>> begin
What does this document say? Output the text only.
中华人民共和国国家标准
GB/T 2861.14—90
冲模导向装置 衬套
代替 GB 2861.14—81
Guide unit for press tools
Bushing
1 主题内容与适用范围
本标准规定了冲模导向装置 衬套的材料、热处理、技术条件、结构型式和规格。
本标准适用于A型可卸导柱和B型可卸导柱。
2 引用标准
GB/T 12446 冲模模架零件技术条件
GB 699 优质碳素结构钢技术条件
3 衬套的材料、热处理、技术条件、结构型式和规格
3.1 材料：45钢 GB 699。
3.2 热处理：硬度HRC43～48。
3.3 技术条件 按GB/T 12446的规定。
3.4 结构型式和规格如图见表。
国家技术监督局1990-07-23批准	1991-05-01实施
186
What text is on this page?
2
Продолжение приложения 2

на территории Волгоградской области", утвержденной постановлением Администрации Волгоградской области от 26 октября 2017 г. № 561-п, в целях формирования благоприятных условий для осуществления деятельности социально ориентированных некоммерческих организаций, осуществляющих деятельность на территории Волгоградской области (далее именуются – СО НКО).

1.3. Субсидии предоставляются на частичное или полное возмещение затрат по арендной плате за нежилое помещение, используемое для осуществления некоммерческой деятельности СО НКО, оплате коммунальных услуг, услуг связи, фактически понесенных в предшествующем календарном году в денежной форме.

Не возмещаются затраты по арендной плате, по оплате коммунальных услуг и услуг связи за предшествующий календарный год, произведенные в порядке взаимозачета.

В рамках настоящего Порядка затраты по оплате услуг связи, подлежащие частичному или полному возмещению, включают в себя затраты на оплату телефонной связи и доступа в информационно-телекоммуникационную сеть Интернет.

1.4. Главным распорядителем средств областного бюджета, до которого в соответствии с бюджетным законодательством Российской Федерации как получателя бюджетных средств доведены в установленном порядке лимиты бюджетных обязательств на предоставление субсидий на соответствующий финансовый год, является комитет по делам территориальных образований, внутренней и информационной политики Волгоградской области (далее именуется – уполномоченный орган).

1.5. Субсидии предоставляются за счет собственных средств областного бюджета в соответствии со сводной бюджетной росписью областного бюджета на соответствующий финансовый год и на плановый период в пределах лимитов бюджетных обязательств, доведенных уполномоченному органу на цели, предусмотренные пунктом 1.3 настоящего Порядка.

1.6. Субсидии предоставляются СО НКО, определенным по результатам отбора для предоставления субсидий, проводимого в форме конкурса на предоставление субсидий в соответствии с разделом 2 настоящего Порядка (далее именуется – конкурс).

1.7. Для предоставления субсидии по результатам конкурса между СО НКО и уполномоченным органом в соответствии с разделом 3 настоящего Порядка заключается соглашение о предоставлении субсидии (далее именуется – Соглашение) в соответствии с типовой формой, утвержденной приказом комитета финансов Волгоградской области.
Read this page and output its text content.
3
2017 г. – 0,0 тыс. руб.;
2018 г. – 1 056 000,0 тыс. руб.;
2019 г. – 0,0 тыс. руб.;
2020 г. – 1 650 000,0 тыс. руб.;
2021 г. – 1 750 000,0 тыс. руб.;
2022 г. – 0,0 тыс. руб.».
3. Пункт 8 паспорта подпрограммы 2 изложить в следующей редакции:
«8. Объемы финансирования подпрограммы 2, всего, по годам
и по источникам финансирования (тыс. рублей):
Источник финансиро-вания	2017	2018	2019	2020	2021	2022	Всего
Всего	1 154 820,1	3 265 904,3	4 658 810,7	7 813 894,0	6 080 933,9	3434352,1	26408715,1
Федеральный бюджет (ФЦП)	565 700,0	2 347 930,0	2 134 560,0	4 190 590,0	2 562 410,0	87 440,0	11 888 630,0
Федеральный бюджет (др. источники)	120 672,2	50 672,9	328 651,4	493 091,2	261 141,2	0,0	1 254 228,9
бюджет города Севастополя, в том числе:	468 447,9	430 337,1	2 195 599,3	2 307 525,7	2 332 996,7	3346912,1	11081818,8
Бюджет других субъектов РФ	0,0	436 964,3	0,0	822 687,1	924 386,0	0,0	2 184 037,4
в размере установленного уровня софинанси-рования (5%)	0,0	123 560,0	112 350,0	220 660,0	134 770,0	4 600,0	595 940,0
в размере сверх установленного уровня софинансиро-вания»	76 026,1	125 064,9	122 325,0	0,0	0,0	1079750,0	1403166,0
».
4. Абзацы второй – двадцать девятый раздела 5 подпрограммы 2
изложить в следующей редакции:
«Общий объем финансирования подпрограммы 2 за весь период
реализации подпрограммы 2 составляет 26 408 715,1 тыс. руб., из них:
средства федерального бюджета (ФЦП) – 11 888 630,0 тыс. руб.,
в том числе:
>> end
### Brief
Extract each line of the listing above, copying it word for word.

### Exercise output
What does this document say? Output the text only.
中华人民共和国国家标准
GB/T 2861.14—90
冲模导向装置 衬套
代替 GB 2861.14—81
Guide unit for press tools
Bushing
1 主题内容与适用范围
本标准规定了冲模导向装置 衬套的材料、热处理、技术条件、结构型式和规格。
本标准适用于A型可卸导柱和B型可卸导柱。
2 引用标准
GB/T 12446 冲模模架零件技术条件
GB 699 优质碳素结构钢技术条件
3 衬套的材料、热处理、技术条件、结构型式和规格
3.1 材料：45钢 GB 699。
3.2 热处理：硬度HRC43～48。
3.3 技术条件 按GB/T 12446的规定。
3.4 结构型式和规格如图见表。
国家技术监督局1990-07-23批准	1991-05-01实施
186
What text is on this page?
2
Продолжение приложения 2

на территории Волгоградской области", утвержденной постановлением Администрации Волгоградской области от 26 октября 2017 г. № 561-п, в целях формирования благоприятных условий для осуществления деятельности социально ориентированных некоммерческих организаций, осуществляющих деятельность на территории Волгоградской области (далее именуются – СО НКО).

1.3. Субсидии предоставляются на частичное или полное возмещение затрат по арендной плате за нежилое помещение, используемое для осуществления некоммерческой деятельности СО НКО, оплате коммунальных услуг, услуг связи, фактически понесенных в предшествующем календарном году в денежной форме.

Не возмещаются затраты по арендной плате, по оплате коммунальных услуг и услуг связи за предшествующий календарный год, произведенные в порядке взаимозачета.

В рамках настоящего Порядка затраты по оплате услуг связи, подлежащие частичному или полному возмещению, включают в себя затраты на оплату телефонной связи и доступа в информационно-телекоммуникационную сеть Интернет.

1.4. Главным распорядителем средств областного бюджета, до которого в соответствии с бюджетным законодательством Российской Федерации как получателя бюджетных средств доведены в установленном порядке лимиты бюджетных обязательств на предоставление субсидий на соответствующий финансовый год, является комитет по делам территориальных образований, внутренней и информационной политики Волгоградской области (далее именуется – уполномоченный орган).

1.5. Субсидии предоставляются за счет собственных средств областного бюджета в соответствии со сводной бюджетной росписью областного бюджета на соответствующий финансовый год и на плановый период в пределах лимитов бюджетных обязательств, доведенных уполномоченному органу на цели, предусмотренные пунктом 1.3 настоящего Порядка.

1.6. Субсидии предоставляются СО НКО, определенным по результатам отбора для предоставления субсидий, проводимого в форме конкурса на предоставление субсидий в соответствии с разделом 2 настоящего Порядка (далее именуется – конкурс).

1.7. Для предоставления субсидии по результатам конкурса между СО НКО и уполномоченным органом в соответствии с разделом 3 настоящего Порядка заключается соглашение о предоставлении субсидии (далее именуется – Соглашение) в соответствии с типовой формой, утвержденной приказом комитета финансов Волгоградской области.
Read this page and output its text content.
3
2017 г. – 0,0 тыс. руб.;
2018 г. – 1 056 000,0 тыс. руб.;
2019 г. – 0,0 тыс. руб.;
2020 г. – 1 650 000,0 тыс. руб.;
2021 г. – 1 750 000,0 тыс. руб.;
2022 г. – 0,0 тыс. руб.».
3. Пункт 8 паспорта подпрограммы 2 изложить в следующей редакции:
«8. Объемы финансирования подпрограммы 2, всего, по годам
и по источникам финансирования (тыс. рублей):
Источник финансиро-вания	2017	2018	2019	2020	2021	2022	Всего
Всего	1 154 820,1	3 265 904,3	4 658 810,7	7 813 894,0	6 080 933,9	3434352,1	26408715,1
Федеральный бюджет (ФЦП)	565 700,0	2 347 930,0	2 134 560,0	4 190 590,0	2 562 410,0	87 440,0	11 888 630,0
Федеральный бюджет (др. источники)	120 672,2	50 672,9	328 651,4	493 091,2	261 141,2	0,0	1 254 228,9
бюджет города Севастополя, в том числе:	468 447,9	430 337,1	2 195 599,3	2 307 525,7	2 332 996,7	3346912,1	11081818,8
Бюджет других субъектов РФ	0,0	436 964,3	0,0	822 687,1	924 386,0	0,0	2 184 037,4
в размере установленного уровня софинанси-рования (5%)	0,0	123 560,0	112 350,0	220 660,0	134 770,0	4 600,0	595 940,0
в размере сверх установленного уровня софинансиро-вания»	76 026,1	125 064,9	122 325,0	0,0	0,0	1079750,0	1403166,0
».
4. Абзацы второй – двадцать девятый раздела 5 подпрограммы 2
изложить в следующей редакции:
«Общий объем финансирования подпрограммы 2 за весь период
реализации подпрограммы 2 составляет 26 408 715,1 тыс. руб., из них:
средства федерального бюджета (ФЦП) – 11 888 630,0 тыс. руб.,
в том числе:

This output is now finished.